(Data items)

────────

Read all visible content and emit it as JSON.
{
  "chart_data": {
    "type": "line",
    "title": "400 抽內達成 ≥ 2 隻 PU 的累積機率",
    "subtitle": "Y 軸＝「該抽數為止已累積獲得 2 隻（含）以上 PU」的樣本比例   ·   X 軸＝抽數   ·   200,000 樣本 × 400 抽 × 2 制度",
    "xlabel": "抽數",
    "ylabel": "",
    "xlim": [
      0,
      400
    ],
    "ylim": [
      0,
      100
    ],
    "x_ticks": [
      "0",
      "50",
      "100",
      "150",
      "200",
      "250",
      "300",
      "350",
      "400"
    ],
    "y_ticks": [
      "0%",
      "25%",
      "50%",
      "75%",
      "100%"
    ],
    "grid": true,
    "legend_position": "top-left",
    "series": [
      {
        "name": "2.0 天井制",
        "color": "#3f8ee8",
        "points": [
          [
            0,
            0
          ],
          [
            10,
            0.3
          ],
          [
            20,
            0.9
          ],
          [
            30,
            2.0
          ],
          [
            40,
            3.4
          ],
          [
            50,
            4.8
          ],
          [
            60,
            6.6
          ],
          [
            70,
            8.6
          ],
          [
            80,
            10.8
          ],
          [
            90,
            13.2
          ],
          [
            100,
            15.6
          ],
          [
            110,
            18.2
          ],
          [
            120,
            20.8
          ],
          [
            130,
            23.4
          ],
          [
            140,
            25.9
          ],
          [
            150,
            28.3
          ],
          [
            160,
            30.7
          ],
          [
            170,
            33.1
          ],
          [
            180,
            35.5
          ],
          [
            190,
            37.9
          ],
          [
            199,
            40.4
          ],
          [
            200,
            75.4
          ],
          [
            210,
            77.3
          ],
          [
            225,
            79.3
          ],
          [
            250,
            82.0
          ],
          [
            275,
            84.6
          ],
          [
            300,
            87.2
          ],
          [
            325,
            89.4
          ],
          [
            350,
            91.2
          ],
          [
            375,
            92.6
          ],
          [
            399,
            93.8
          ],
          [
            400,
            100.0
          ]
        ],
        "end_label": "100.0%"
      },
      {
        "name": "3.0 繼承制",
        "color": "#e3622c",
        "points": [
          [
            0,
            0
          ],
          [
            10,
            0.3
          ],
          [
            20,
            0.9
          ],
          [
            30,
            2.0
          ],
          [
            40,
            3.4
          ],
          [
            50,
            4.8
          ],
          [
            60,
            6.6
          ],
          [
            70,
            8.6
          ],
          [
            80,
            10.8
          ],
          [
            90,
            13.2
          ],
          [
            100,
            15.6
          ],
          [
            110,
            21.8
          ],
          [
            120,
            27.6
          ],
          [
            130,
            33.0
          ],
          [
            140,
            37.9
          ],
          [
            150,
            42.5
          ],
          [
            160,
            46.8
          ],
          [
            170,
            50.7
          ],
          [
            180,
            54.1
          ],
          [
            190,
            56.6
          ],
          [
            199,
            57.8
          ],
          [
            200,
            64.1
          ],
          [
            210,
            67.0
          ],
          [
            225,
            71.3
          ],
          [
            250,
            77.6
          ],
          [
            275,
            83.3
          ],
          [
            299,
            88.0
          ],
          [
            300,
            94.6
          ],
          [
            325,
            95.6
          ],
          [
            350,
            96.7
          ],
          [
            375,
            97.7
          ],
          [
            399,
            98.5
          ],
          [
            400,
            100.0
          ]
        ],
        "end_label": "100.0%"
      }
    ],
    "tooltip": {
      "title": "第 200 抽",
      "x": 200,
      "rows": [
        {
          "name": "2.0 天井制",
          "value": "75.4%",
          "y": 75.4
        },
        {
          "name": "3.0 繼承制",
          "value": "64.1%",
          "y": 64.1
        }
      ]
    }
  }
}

────────

What the exercise asks: Identify and copy the lines holding the word "name".

Output for this task:
        "name": "2.0 天井制",
        "name": "3.0 繼承制",
          "name": "2.0 天井制",
          "name": "3.0 繼承制",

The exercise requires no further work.